Copy out all of the material, matching it word for word.
--- Start Dataset rows ---
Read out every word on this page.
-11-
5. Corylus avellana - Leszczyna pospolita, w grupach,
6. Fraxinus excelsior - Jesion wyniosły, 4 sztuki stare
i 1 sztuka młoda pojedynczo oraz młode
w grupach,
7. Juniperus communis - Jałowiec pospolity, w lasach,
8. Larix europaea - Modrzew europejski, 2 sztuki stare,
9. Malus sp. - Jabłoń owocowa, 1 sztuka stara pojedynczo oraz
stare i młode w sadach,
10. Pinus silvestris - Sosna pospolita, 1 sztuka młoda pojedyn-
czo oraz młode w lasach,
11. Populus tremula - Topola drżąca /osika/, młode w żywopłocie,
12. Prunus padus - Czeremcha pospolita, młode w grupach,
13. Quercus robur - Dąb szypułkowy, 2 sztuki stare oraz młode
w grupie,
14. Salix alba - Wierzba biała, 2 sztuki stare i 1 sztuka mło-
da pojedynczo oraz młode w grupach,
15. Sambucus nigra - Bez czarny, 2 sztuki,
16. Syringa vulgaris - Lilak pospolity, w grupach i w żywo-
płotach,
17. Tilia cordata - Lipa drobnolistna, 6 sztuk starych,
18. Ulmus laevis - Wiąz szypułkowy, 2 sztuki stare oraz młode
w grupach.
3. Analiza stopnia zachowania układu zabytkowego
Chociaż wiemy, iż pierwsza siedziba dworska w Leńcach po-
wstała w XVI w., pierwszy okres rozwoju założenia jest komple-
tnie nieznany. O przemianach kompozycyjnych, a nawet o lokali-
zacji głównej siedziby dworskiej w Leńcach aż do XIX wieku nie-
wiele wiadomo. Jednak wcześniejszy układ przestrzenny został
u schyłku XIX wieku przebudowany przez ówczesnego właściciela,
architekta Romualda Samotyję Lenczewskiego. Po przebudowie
--- End Dataset rows ---
> **Answer below**
Read out every word on this page.
-11-
5. Corylus avellana - Leszczyna pospolita, w grupach,
6. Fraxinus excelsior - Jesion wyniosły, 4 sztuki stare
i 1 sztuka młoda pojedynczo oraz młode
w grupach,
7. Juniperus communis - Jałowiec pospolity, w lasach,
8. Larix europaea - Modrzew europejski, 2 sztuki stare,
9. Malus sp. - Jabłoń owocowa, 1 sztuka stara pojedynczo oraz
stare i młode w sadach,
10. Pinus silvestris - Sosna pospolita, 1 sztuka młoda pojedyn-
czo oraz młode w lasach,
11. Populus tremula - Topola drżąca /osika/, młode w żywopłocie,
12. Prunus padus - Czeremcha pospolita, młode w grupach,
13. Quercus robur - Dąb szypułkowy, 2 sztuki stare oraz młode
w grupie,
14. Salix alba - Wierzba biała, 2 sztuki stare i 1 sztuka mło-
da pojedynczo oraz młode w grupach,
15. Sambucus nigra - Bez czarny, 2 sztuki,
16. Syringa vulgaris - Lilak pospolity, w grupach i w żywo-
płotach,
17. Tilia cordata - Lipa drobnolistna, 6 sztuk starych,
18. Ulmus laevis - Wiąz szypułkowy, 2 sztuki stare oraz młode
w grupach.
3. Analiza stopnia zachowania układu zabytkowego
Chociaż wiemy, iż pierwsza siedziba dworska w Leńcach po-
wstała w XVI w., pierwszy okres rozwoju założenia jest komple-
tnie nieznany. O przemianach kompozycyjnych, a nawet o lokali-
zacji głównej siedziby dworskiej w Leńcach aż do XIX wieku nie-
wiele wiadomo. Jednak wcześniejszy układ przestrzenny został
u schyłku XIX wieku przebudowany przez ówczesnego właściciela,
architekta Romualda Samotyję Lenczewskiego. Po przebudowie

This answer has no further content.